* **What you have to do**
Give every line again exactly as it appears, please, but not the pictures.

* **The data**
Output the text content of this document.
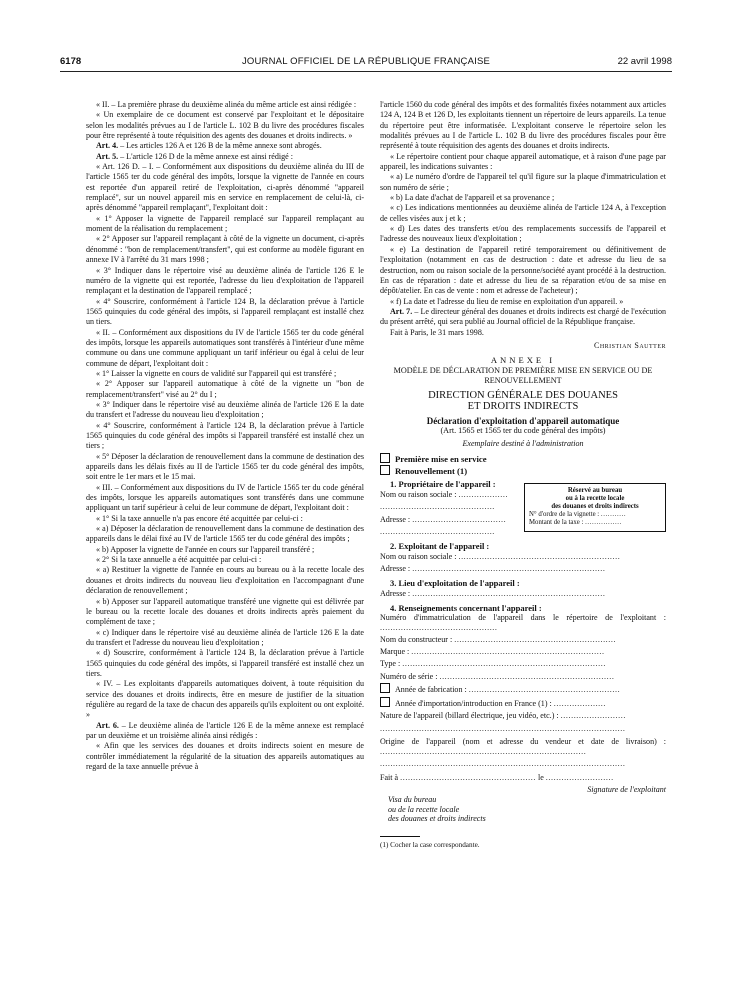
6178	JOURNAL OFFICIEL DE LA RÉPUBLIQUE FRANÇAISE	22 avril 1998

« II. – La première phrase du deuxième alinéa du même article est ainsi rédigée :

« Un exemplaire de ce document est conservé par l'exploitant et le dépositaire selon les modalités prévues au I de l'article L. 102 B du livre des procédures fiscales pour être représenté à toute réquisition des agents des douanes et droits indirects. »

Art. 4. – Les articles 126 A et 126 B de la même annexe sont abrogés.

Art. 5. – L'article 126 D de la même annexe est ainsi rédigé :

« Art. 126 D. – I. – Conformément aux dispositions du deuxième alinéa du III de l'article 1565 ter du code général des impôts, lorsque la vignette de l'année en cours est reportée d'un appareil retiré de l'exploitation, ci-après dénommé "appareil remplacé", sur un nouvel appareil mis en service en remplacement de celui-là, ci-après dénommé "appareil remplaçant", l'exploitant doit :

« 1° Apposer la vignette de l'appareil remplacé sur l'appareil remplaçant au moment de la réalisation du remplacement ;

« 2° Apposer sur l'appareil remplaçant à côté de la vignette un document, ci-après dénommé : "bon de remplacement/transfert", qui est conforme au modèle figurant en annexe IV à l'arrêté du 31 mars 1998 ;

« 3° Indiquer dans le répertoire visé au deuxième alinéa de l'article 126 E le numéro de la vignette qui est reportée, l'adresse du lieu d'exploitation de l'appareil remplaçant et la destination de l'appareil remplacé ;

« 4° Souscrire, conformément à l'article 124 B, la déclaration prévue à l'article 1565 quinquies du code général des impôts, si l'appareil remplaçant est installé chez un tiers.

« II. – Conformément aux dispositions du IV de l'article 1565 ter du code général des impôts, lorsque les appareils automatiques sont transférés à l'intérieur d'une même commune ou dans une commune appliquant un tarif inférieur ou égal à celui de leur commune de départ, l'exploitant doit :

« 1° Laisser la vignette en cours de validité sur l'appareil qui est transféré ;

« 2° Apposer sur l'appareil automatique à côté de la vignette un "bon de remplacement/transfert" visé au 2° du I ;

« 3° Indiquer dans le répertoire visé au deuxième alinéa de l'article 126 E la date du transfert et l'adresse du nouveau lieu d'exploitation ;

« 4° Souscrire, conformément à l'article 124 B, la déclaration prévue à l'article 1565 quinquies du code général des impôts si l'appareil transféré est installé chez un tiers ;

« 5° Déposer la déclaration de renouvellement dans la commune de destination des appareils dans les délais fixés au II de l'article 1565 ter du code général des impôts, soit entre le 1er mars et le 15 mai.

« III. – Conformément aux dispositions du IV de l'article 1565 ter du code général des impôts, lorsque les appareils automatiques sont transférés dans une commune appliquant un tarif supérieur à celui de leur commune de départ, l'exploitant doit :

« 1° Si la taxe annuelle n'a pas encore été acquittée par celui-ci :

« a) Déposer la déclaration de renouvellement dans la commune de destination des appareils dans le délai fixé au IV de l'article 1565 ter du code général des impôts ;

« b) Apposer la vignette de l'année en cours sur l'appareil transféré ;

« 2° Si la taxe annuelle a été acquittée par celui-ci :

« a) Restituer la vignette de l'année en cours au bureau ou à la recette locale des douanes et droits indirects du nouveau lieu d'exploitation en l'accompagnant d'une déclaration de renouvellement ;

« b) Apposer sur l'appareil automatique transféré une vignette qui est délivrée par le bureau ou la recette locale des douanes et droits indirects après paiement du complément de taxe ;

« c) Indiquer dans le répertoire visé au deuxième alinéa de l'article 126 E la date du transfert et l'adresse du nouveau lieu d'exploitation ;

« d) Souscrire, conformément à l'article 124 B, la déclaration prévue à l'article 1565 quinquies du code général des impôts, si l'appareil transféré est installé chez un tiers.

« IV. – Les exploitants d'appareils automatiques doivent, à toute réquisition du service des douanes et droits indirects, être en mesure de justifier de la situation régulière au regard de la taxe de chacun des appareils qu'ils exploitent ou ont exploité. »

Art. 6. – Le deuxième alinéa de l'article 126 E de la même annexe est remplacé par un deuxième et un troisième alinéa ainsi rédigés :

« Afin que les services des douanes et droits indirects soient en mesure de contrôler immédiatement la régularité de la situation des appareils automatiques au regard de la taxe annuelle prévue à

l'article 1560 du code général des impôts et des formalités fixées notamment aux articles 124 A, 124 B et 126 D, les exploitants tiennent un répertoire de leurs appareils. La tenue du répertoire peut être informatisée. L'exploitant conserve le répertoire selon les modalités prévues au I de l'article L. 102 B du livre des procédures fiscales pour être représenté à toute réquisition des agents des douanes et droits indirects.

« Le répertoire contient pour chaque appareil automatique, et à raison d'une page par appareil, les indications suivantes :

« a) Le numéro d'ordre de l'appareil tel qu'il figure sur la plaque d'immatriculation et son numéro de série ;

« b) La date d'achat de l'appareil et sa provenance ;

« c) Les indications mentionnées au deuxième alinéa de l'article 124 A, à l'exception de celles visées aux j et k ;

« d) Les dates des transferts et/ou des remplacements successifs de l'appareil et l'adresse des nouveaux lieux d'exploitation ;

« e) La destination de l'appareil retiré temporairement ou définitivement de l'exploitation (notamment en cas de destruction : date et adresse du lieu de sa destruction, nom ou raison sociale de la personne/société ayant procédé à la destruction. En cas de réparation : date et adresse du lieu de sa réparation et/ou de sa mise en dépôt/atelier. En cas de vente : nom et adresse de l'acheteur) ;

« f) La date et l'adresse du lieu de remise en exploitation d'un appareil. »

Art. 7. – Le directeur général des douanes et droits indirects est chargé de l'exécution du présent arrêté, qui sera publié au Journal officiel de la République française.

Fait à Paris, le 31 mars 1998.

Christian Sautter

ANNEXE I

MODÈLE DE DÉCLARATION DE PREMIÈRE MISE EN SERVICE OU DE RENOUVELLEMENT

DIRECTION GÉNÉRALE DES DOUANES
ET DROITS INDIRECTS
Déclaration d'exploitation d'appareil automatique
(Art. 1565 et 1565 ter du code général des impôts)
Exemplaire destiné à l'administration

Première mise en service

Renouvellement (1)

Réservé au bureau
ou à la recette locale
des douanes et droits indirects
N° d'ordre de la vignette : ...........
Montant de la taxe : ................

1. Propriétaire de l'appareil :

Nom ou raison sociale : ...................

............................................

Adresse : ....................................

............................................

2. Exploitant de l'appareil :

Nom ou raison sociale : ..............................................................

Adresse : ..........................................................................

3. Lieu d'exploitation de l'appareil :

Adresse : ..........................................................................

4. Renseignements concernant l'appareil :

Numéro d'immatriculation de l'appareil dans le répertoire de l'exploitant : .............................................

Nom du constructeur : ..............................................................

Marque : ..........................................................................

Type : ..............................................................................

Numéro de série : ...................................................................

Année de fabrication : ..........................................................

Année d'importation/introduction en France (1) : ....................

Nature de l'appareil (billard électrique, jeu vidéo, etc.) : .........................

..............................................................................................

Origine de l'appareil (nom et adresse du vendeur et date de livraison) : ...............................................................................

..............................................................................................

Fait à .................................................... le ..........................

Signature de l'exploitant

Visa du bureau
ou de la recette locale
des douanes et droits indirects

(1) Cocher la case correspondante.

* **Worked solution**
Output the text content of this document.
6178	JOURNAL OFFICIEL DE LA RÉPUBLIQUE FRANÇAISE	22 avril 1998

« II. – La première phrase du deuxième alinéa du même article est ainsi rédigée :

« Un exemplaire de ce document est conservé par l'exploitant et le dépositaire selon les modalités prévues au I de l'article L. 102 B du livre des procédures fiscales pour être représenté à toute réquisition des agents des douanes et droits indirects. »

Art. 4. – Les articles 126 A et 126 B de la même annexe sont abrogés.

Art. 5. – L'article 126 D de la même annexe est ainsi rédigé :

« Art. 126 D. – I. – Conformément aux dispositions du deuxième alinéa du III de l'article 1565 ter du code général des impôts, lorsque la vignette de l'année en cours est reportée d'un appareil retiré de l'exploitation, ci-après dénommé "appareil remplacé", sur un nouvel appareil mis en service en remplacement de celui-là, ci-après dénommé "appareil remplaçant", l'exploitant doit :

« 1° Apposer la vignette de l'appareil remplacé sur l'appareil remplaçant au moment de la réalisation du remplacement ;

« 2° Apposer sur l'appareil remplaçant à côté de la vignette un document, ci-après dénommé : "bon de remplacement/transfert", qui est conforme au modèle figurant en annexe IV à l'arrêté du 31 mars 1998 ;

« 3° Indiquer dans le répertoire visé au deuxième alinéa de l'article 126 E le numéro de la vignette qui est reportée, l'adresse du lieu d'exploitation de l'appareil remplaçant et la destination de l'appareil remplacé ;

« 4° Souscrire, conformément à l'article 124 B, la déclaration prévue à l'article 1565 quinquies du code général des impôts, si l'appareil remplaçant est installé chez un tiers.

« II. – Conformément aux dispositions du IV de l'article 1565 ter du code général des impôts, lorsque les appareils automatiques sont transférés à l'intérieur d'une même commune ou dans une commune appliquant un tarif inférieur ou égal à celui de leur commune de départ, l'exploitant doit :

« 1° Laisser la vignette en cours de validité sur l'appareil qui est transféré ;

« 2° Apposer sur l'appareil automatique à côté de la vignette un "bon de remplacement/transfert" visé au 2° du I ;

« 3° Indiquer dans le répertoire visé au deuxième alinéa de l'article 126 E la date du transfert et l'adresse du nouveau lieu d'exploitation ;

« 4° Souscrire, conformément à l'article 124 B, la déclaration prévue à l'article 1565 quinquies du code général des impôts si l'appareil transféré est installé chez un tiers ;

« 5° Déposer la déclaration de renouvellement dans la commune de destination des appareils dans les délais fixés au II de l'article 1565 ter du code général des impôts, soit entre le 1er mars et le 15 mai.

« III. – Conformément aux dispositions du IV de l'article 1565 ter du code général des impôts, lorsque les appareils automatiques sont transférés dans une commune appliquant un tarif supérieur à celui de leur commune de départ, l'exploitant doit :

« 1° Si la taxe annuelle n'a pas encore été acquittée par celui-ci :

« a) Déposer la déclaration de renouvellement dans la commune de destination des appareils dans le délai fixé au IV de l'article 1565 ter du code général des impôts ;

« b) Apposer la vignette de l'année en cours sur l'appareil transféré ;

« 2° Si la taxe annuelle a été acquittée par celui-ci :

« a) Restituer la vignette de l'année en cours au bureau ou à la recette locale des douanes et droits indirects du nouveau lieu d'exploitation en l'accompagnant d'une déclaration de renouvellement ;

« b) Apposer sur l'appareil automatique transféré une vignette qui est délivrée par le bureau ou la recette locale des douanes et droits indirects après paiement du complément de taxe ;

« c) Indiquer dans le répertoire visé au deuxième alinéa de l'article 126 E la date du transfert et l'adresse du nouveau lieu d'exploitation ;

« d) Souscrire, conformément à l'article 124 B, la déclaration prévue à l'article 1565 quinquies du code général des impôts, si l'appareil transféré est installé chez un tiers.

« IV. – Les exploitants d'appareils automatiques doivent, à toute réquisition du service des douanes et droits indirects, être en mesure de justifier de la situation régulière au regard de la taxe de chacun des appareils qu'ils exploitent ou ont exploité. »

Art. 6. – Le deuxième alinéa de l'article 126 E de la même annexe est remplacé par un deuxième et un troisième alinéa ainsi rédigés :

« Afin que les services des douanes et droits indirects soient en mesure de contrôler immédiatement la régularité de la situation des appareils automatiques au regard de la taxe annuelle prévue à

l'article 1560 du code général des impôts et des formalités fixées notamment aux articles 124 A, 124 B et 126 D, les exploitants tiennent un répertoire de leurs appareils. La tenue du répertoire peut être informatisée. L'exploitant conserve le répertoire selon les modalités prévues au I de l'article L. 102 B du livre des procédures fiscales pour être représenté à toute réquisition des agents des douanes et droits indirects.

« Le répertoire contient pour chaque appareil automatique, et à raison d'une page par appareil, les indications suivantes :

« a) Le numéro d'ordre de l'appareil tel qu'il figure sur la plaque d'immatriculation et son numéro de série ;

« b) La date d'achat de l'appareil et sa provenance ;

« c) Les indications mentionnées au deuxième alinéa de l'article 124 A, à l'exception de celles visées aux j et k ;

« d) Les dates des transferts et/ou des remplacements successifs de l'appareil et l'adresse des nouveaux lieux d'exploitation ;

« e) La destination de l'appareil retiré temporairement ou définitivement de l'exploitation (notamment en cas de destruction : date et adresse du lieu de sa destruction, nom ou raison sociale de la personne/société ayant procédé à la destruction. En cas de réparation : date et adresse du lieu de sa réparation et/ou de sa mise en dépôt/atelier. En cas de vente : nom et adresse de l'acheteur) ;

« f) La date et l'adresse du lieu de remise en exploitation d'un appareil. »

Art. 7. – Le directeur général des douanes et droits indirects est chargé de l'exécution du présent arrêté, qui sera publié au Journal officiel de la République française.

Fait à Paris, le 31 mars 1998.

Christian Sautter

ANNEXE I

MODÈLE DE DÉCLARATION DE PREMIÈRE MISE EN SERVICE OU DE RENOUVELLEMENT

DIRECTION GÉNÉRALE DES DOUANES
ET DROITS INDIRECTS
Déclaration d'exploitation d'appareil automatique
(Art. 1565 et 1565 ter du code général des impôts)
Exemplaire destiné à l'administration

Première mise en service

Renouvellement (1)

Réservé au bureau
ou à la recette locale
des douanes et droits indirects
N° d'ordre de la vignette : ...........
Montant de la taxe : ................

1. Propriétaire de l'appareil :

Nom ou raison sociale : ...................

............................................

Adresse : ....................................

............................................

2. Exploitant de l'appareil :

Nom ou raison sociale : ..............................................................

Adresse : ..........................................................................

3. Lieu d'exploitation de l'appareil :

Adresse : ..........................................................................

4. Renseignements concernant l'appareil :

Numéro d'immatriculation de l'appareil dans le répertoire de l'exploitant : .............................................

Nom du constructeur : ..............................................................

Marque : ..........................................................................

Type : ..............................................................................

Numéro de série : ...................................................................

Année de fabrication : ..........................................................

Année d'importation/introduction en France (1) : ....................

Nature de l'appareil (billard électrique, jeu vidéo, etc.) : .........................

..............................................................................................

Origine de l'appareil (nom et adresse du vendeur et date de livraison) : ...............................................................................

..............................................................................................

Fait à .................................................... le ..........................

Signature de l'exploitant

Visa du bureau
ou de la recette locale
des douanes et droits indirects

(1) Cocher la case correspondante.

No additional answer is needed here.